▶ Supplied material:
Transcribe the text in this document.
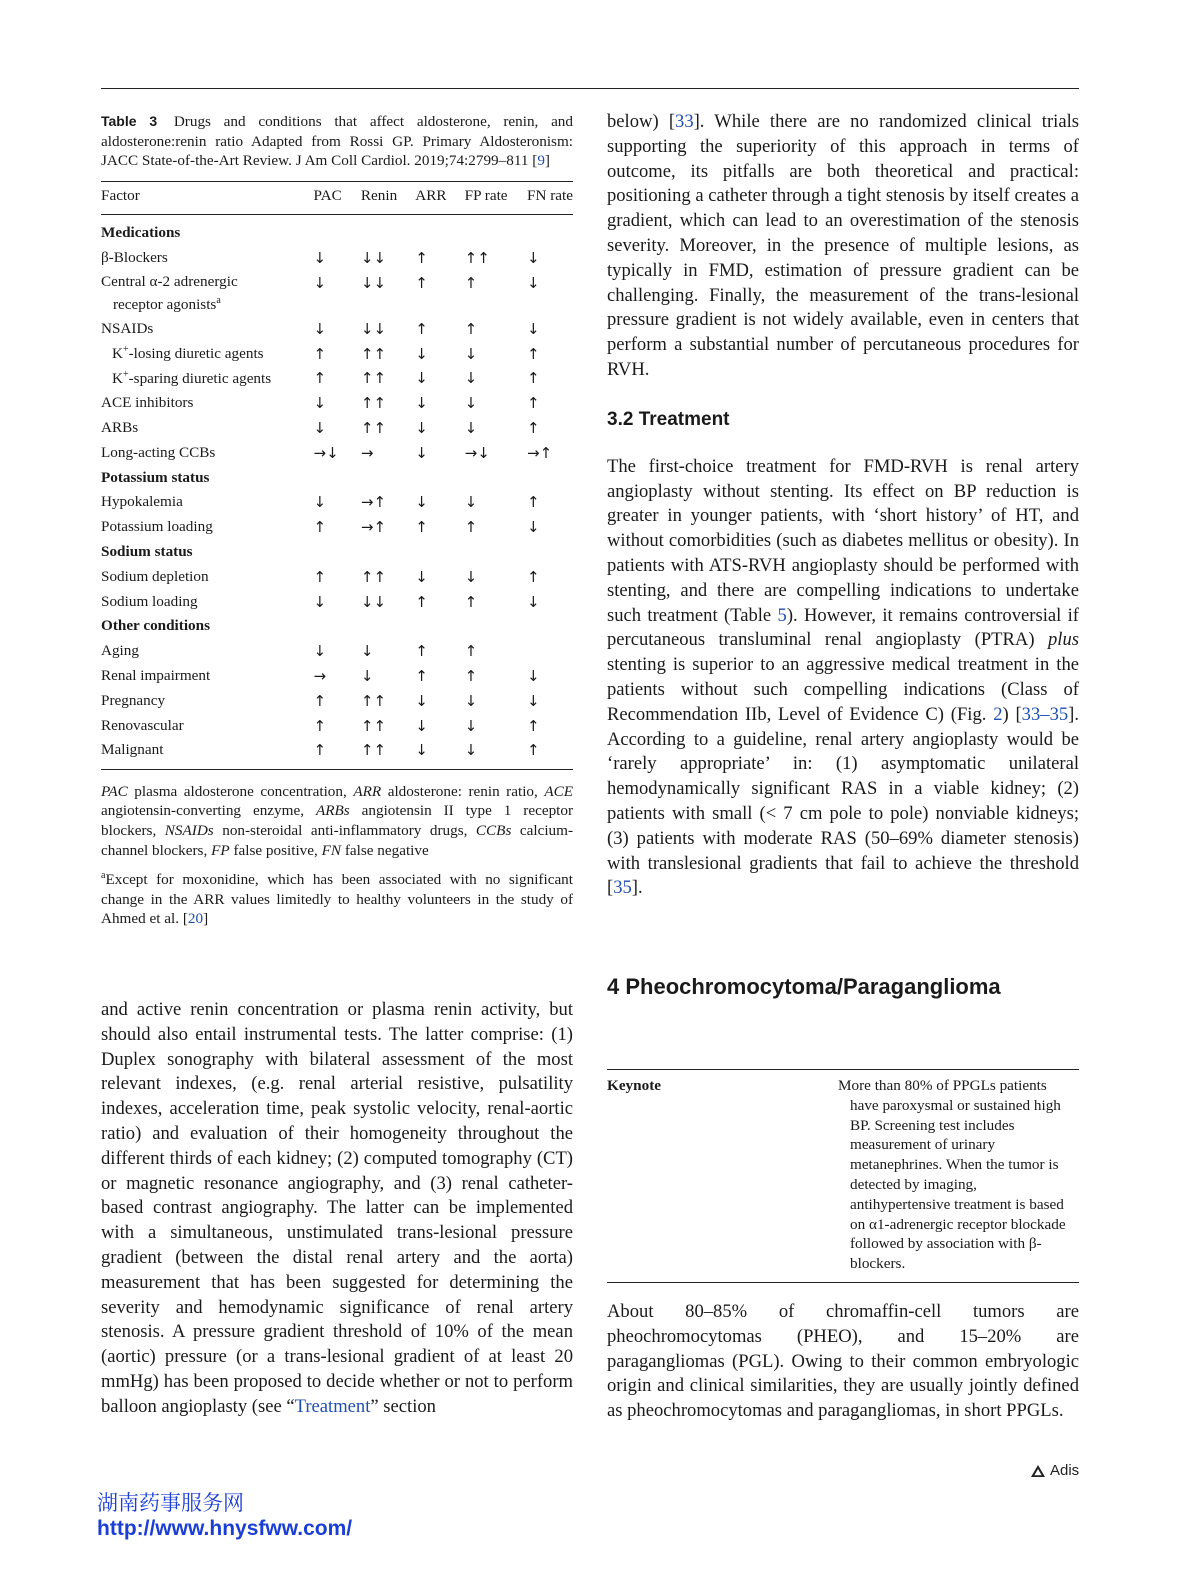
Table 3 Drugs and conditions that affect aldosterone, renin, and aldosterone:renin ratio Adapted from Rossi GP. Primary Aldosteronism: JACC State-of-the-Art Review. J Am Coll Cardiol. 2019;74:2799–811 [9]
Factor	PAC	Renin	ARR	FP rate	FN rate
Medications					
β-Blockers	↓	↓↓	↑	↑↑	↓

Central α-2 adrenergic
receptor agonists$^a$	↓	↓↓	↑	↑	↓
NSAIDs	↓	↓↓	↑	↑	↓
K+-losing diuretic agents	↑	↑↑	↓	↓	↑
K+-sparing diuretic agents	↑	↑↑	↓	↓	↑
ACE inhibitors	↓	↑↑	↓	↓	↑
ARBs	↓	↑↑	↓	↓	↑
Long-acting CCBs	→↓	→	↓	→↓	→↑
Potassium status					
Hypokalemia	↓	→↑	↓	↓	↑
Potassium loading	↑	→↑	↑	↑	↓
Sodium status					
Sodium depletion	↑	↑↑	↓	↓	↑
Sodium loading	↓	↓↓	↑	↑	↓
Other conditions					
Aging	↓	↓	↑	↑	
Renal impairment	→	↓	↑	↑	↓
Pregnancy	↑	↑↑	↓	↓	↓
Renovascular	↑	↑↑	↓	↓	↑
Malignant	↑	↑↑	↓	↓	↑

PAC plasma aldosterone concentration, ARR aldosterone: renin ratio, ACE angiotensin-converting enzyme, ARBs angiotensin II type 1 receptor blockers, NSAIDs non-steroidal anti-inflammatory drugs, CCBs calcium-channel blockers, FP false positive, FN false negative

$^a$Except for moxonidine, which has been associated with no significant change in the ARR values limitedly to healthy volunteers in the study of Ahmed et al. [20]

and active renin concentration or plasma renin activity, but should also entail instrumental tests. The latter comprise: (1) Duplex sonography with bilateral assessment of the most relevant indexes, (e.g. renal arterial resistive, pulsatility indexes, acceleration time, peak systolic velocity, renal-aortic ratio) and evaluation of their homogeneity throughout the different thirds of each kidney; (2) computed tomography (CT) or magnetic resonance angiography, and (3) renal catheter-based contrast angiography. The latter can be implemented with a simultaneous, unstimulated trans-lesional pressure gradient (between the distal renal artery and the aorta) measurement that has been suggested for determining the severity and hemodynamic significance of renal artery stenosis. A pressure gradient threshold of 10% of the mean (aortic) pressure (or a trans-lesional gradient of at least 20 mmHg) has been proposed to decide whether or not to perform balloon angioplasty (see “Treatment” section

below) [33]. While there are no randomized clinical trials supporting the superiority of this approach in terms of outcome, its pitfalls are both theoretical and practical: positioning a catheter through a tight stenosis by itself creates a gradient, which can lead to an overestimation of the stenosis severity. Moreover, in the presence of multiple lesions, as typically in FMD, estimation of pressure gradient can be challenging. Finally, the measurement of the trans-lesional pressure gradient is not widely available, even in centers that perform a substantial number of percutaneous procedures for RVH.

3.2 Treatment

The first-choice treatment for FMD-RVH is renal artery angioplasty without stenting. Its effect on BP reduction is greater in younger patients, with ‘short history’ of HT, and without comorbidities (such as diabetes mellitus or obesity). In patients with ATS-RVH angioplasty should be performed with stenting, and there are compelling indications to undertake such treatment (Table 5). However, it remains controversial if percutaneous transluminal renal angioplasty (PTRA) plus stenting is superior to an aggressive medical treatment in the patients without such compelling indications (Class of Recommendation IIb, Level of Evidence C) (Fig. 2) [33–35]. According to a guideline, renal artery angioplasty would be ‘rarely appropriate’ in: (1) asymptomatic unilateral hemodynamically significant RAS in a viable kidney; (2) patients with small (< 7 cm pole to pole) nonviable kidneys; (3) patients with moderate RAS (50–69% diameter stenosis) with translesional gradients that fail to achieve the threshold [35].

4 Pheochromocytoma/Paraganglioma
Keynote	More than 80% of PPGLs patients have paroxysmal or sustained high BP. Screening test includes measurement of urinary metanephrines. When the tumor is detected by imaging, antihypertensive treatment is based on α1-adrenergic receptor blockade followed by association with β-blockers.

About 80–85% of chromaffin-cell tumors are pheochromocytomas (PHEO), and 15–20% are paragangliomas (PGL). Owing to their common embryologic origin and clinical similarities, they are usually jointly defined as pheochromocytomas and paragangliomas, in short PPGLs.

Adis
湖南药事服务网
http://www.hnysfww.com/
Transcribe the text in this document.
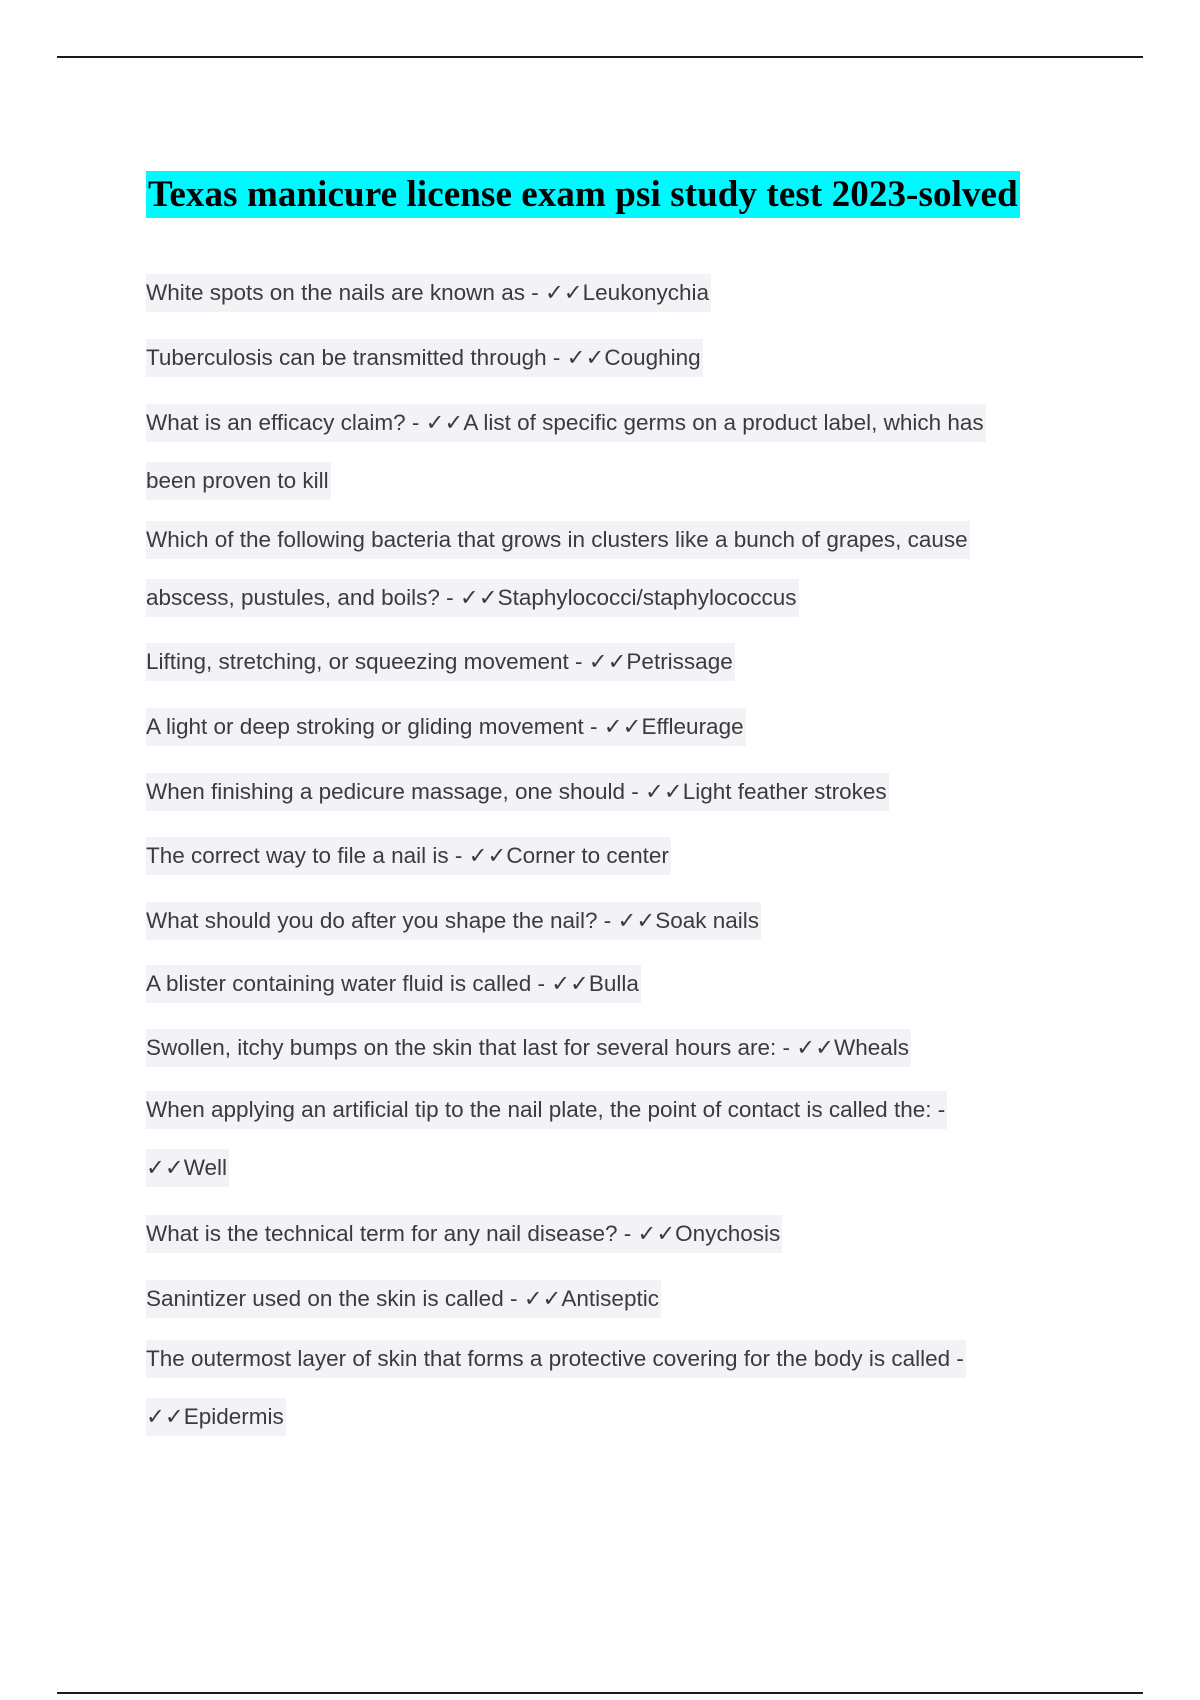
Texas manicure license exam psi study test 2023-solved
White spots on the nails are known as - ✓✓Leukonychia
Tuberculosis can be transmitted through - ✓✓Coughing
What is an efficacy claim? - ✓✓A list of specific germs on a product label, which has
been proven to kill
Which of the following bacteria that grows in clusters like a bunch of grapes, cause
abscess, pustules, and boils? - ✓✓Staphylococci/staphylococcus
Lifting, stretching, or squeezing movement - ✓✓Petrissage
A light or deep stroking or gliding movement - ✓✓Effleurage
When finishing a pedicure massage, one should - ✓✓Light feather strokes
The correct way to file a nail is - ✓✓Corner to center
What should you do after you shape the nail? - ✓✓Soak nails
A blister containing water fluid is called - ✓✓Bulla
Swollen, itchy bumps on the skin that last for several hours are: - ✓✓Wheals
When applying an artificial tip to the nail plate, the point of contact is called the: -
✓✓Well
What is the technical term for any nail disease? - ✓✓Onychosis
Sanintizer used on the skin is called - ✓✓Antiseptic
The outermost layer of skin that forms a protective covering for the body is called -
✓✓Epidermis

▶ Required work:
All of the entries above are to be restated word for word, minus the images.

▶ Reply to the exercise:
Transcribe the text in this document.
Table 3 Drugs and conditions that affect aldosterone, renin, and aldosterone:renin ratio Adapted from Rossi GP. Primary Aldosteronism: JACC State-of-the-Art Review. J Am Coll Cardiol. 2019;74:2799–811 [9]
Factor	PAC	Renin	ARR	FP rate	FN rate
Medications					
β-Blockers	↓	↓↓	↑	↑↑	↓

Central α-2 adrenergic
receptor agonists$^a$	↓	↓↓	↑	↑	↓
NSAIDs	↓	↓↓	↑	↑	↓
K+-losing diuretic agents	↑	↑↑	↓	↓	↑
K+-sparing diuretic agents	↑	↑↑	↓	↓	↑
ACE inhibitors	↓	↑↑	↓	↓	↑
ARBs	↓	↑↑	↓	↓	↑
Long-acting CCBs	→↓	→	↓	→↓	→↑
Potassium status					
Hypokalemia	↓	→↑	↓	↓	↑
Potassium loading	↑	→↑	↑	↑	↓
Sodium status					
Sodium depletion	↑	↑↑	↓	↓	↑
Sodium loading	↓	↓↓	↑	↑	↓
Other conditions					
Aging	↓	↓	↑	↑	
Renal impairment	→	↓	↑	↑	↓
Pregnancy	↑	↑↑	↓	↓	↓
Renovascular	↑	↑↑	↓	↓	↑
Malignant	↑	↑↑	↓	↓	↑

PAC plasma aldosterone concentration, ARR aldosterone: renin ratio, ACE angiotensin-converting enzyme, ARBs angiotensin II type 1 receptor blockers, NSAIDs non-steroidal anti-inflammatory drugs, CCBs calcium-channel blockers, FP false positive, FN false negative

$^a$Except for moxonidine, which has been associated with no significant change in the ARR values limitedly to healthy volunteers in the study of Ahmed et al. [20]

and active renin concentration or plasma renin activity, but should also entail instrumental tests. The latter comprise: (1) Duplex sonography with bilateral assessment of the most relevant indexes, (e.g. renal arterial resistive, pulsatility indexes, acceleration time, peak systolic velocity, renal-aortic ratio) and evaluation of their homogeneity throughout the different thirds of each kidney; (2) computed tomography (CT) or magnetic resonance angiography, and (3) renal catheter-based contrast angiography. The latter can be implemented with a simultaneous, unstimulated trans-lesional pressure gradient (between the distal renal artery and the aorta) measurement that has been suggested for determining the severity and hemodynamic significance of renal artery stenosis. A pressure gradient threshold of 10% of the mean (aortic) pressure (or a trans-lesional gradient of at least 20 mmHg) has been proposed to decide whether or not to perform balloon angioplasty (see “Treatment” section

below) [33]. While there are no randomized clinical trials supporting the superiority of this approach in terms of outcome, its pitfalls are both theoretical and practical: positioning a catheter through a tight stenosis by itself creates a gradient, which can lead to an overestimation of the stenosis severity. Moreover, in the presence of multiple lesions, as typically in FMD, estimation of pressure gradient can be challenging. Finally, the measurement of the trans-lesional pressure gradient is not widely available, even in centers that perform a substantial number of percutaneous procedures for RVH.

3.2 Treatment

The first-choice treatment for FMD-RVH is renal artery angioplasty without stenting. Its effect on BP reduction is greater in younger patients, with ‘short history’ of HT, and without comorbidities (such as diabetes mellitus or obesity). In patients with ATS-RVH angioplasty should be performed with stenting, and there are compelling indications to undertake such treatment (Table 5). However, it remains controversial if percutaneous transluminal renal angioplasty (PTRA) plus stenting is superior to an aggressive medical treatment in the patients without such compelling indications (Class of Recommendation IIb, Level of Evidence C) (Fig. 2) [33–35]. According to a guideline, renal artery angioplasty would be ‘rarely appropriate’ in: (1) asymptomatic unilateral hemodynamically significant RAS in a viable kidney; (2) patients with small (< 7 cm pole to pole) nonviable kidneys; (3) patients with moderate RAS (50–69% diameter stenosis) with translesional gradients that fail to achieve the threshold [35].

4 Pheochromocytoma/Paraganglioma
Keynote	More than 80% of PPGLs patients have paroxysmal or sustained high BP. Screening test includes measurement of urinary metanephrines. When the tumor is detected by imaging, antihypertensive treatment is based on α1-adrenergic receptor blockade followed by association with β-blockers.

About 80–85% of chromaffin-cell tumors are pheochromocytomas (PHEO), and 15–20% are paragangliomas (PGL). Owing to their common embryologic origin and clinical similarities, they are usually jointly defined as pheochromocytomas and paragangliomas, in short PPGLs.

Adis
湖南药事服务网
http://www.hnysfww.com/
Transcribe the text in this document.
Texas manicure license exam psi study test 2023-solved
White spots on the nails are known as - ✓✓Leukonychia
Tuberculosis can be transmitted through - ✓✓Coughing
What is an efficacy claim? - ✓✓A list of specific germs on a product label, which has
been proven to kill
Which of the following bacteria that grows in clusters like a bunch of grapes, cause
abscess, pustules, and boils? - ✓✓Staphylococci/staphylococcus
Lifting, stretching, or squeezing movement - ✓✓Petrissage
A light or deep stroking or gliding movement - ✓✓Effleurage
When finishing a pedicure massage, one should - ✓✓Light feather strokes
The correct way to file a nail is - ✓✓Corner to center
What should you do after you shape the nail? - ✓✓Soak nails
A blister containing water fluid is called - ✓✓Bulla
Swollen, itchy bumps on the skin that last for several hours are: - ✓✓Wheals
When applying an artificial tip to the nail plate, the point of contact is called the: -
✓✓Well
What is the technical term for any nail disease? - ✓✓Onychosis
Sanintizer used on the skin is called - ✓✓Antiseptic
The outermost layer of skin that forms a protective covering for the body is called -
✓✓Epidermis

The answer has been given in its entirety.